==== Data in this exercise

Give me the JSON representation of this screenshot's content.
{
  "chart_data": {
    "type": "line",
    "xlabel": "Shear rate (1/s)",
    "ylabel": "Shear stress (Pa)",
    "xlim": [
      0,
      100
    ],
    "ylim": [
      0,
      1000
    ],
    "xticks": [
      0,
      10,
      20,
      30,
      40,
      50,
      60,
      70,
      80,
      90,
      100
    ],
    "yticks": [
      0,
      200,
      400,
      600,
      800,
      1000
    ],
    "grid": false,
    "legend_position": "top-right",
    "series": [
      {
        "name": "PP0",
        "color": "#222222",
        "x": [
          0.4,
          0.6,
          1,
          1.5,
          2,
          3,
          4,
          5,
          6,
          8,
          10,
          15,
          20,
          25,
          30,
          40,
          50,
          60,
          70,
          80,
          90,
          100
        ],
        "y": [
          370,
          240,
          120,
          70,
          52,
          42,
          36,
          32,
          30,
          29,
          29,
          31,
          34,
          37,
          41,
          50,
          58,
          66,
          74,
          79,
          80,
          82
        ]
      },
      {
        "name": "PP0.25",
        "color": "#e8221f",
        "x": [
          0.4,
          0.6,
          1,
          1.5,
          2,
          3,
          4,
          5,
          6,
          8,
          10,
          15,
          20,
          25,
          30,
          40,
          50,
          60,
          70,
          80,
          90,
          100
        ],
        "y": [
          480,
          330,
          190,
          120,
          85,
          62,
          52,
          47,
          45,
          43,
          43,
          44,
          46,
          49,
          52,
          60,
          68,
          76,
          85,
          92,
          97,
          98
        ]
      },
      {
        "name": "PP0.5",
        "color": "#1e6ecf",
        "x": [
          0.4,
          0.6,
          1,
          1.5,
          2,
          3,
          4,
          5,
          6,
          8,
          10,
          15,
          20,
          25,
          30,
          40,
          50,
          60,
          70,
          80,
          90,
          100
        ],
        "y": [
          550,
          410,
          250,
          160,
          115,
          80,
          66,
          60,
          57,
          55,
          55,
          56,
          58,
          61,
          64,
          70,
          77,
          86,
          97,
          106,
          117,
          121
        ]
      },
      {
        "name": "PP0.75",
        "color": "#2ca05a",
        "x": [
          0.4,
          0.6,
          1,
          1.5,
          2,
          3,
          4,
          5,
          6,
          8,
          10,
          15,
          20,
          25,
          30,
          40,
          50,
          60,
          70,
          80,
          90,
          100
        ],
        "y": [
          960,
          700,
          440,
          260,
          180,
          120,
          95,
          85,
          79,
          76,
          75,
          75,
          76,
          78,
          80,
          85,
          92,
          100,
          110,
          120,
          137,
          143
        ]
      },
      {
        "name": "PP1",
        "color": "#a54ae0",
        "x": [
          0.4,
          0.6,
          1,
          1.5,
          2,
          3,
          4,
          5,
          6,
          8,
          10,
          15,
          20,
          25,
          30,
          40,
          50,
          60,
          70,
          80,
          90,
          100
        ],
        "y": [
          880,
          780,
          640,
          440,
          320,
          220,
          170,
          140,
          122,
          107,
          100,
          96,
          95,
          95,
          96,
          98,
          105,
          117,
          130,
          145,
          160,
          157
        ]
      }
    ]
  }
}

========

Aim of the exercise -> Where a line in the entries holds the word "color", copy that line.

Finished exercise ->
        "color": "#222222",
        "color": "#e8221f",
        "color": "#1e6ecf",
        "color": "#2ca05a",
        "color": "#a54ae0",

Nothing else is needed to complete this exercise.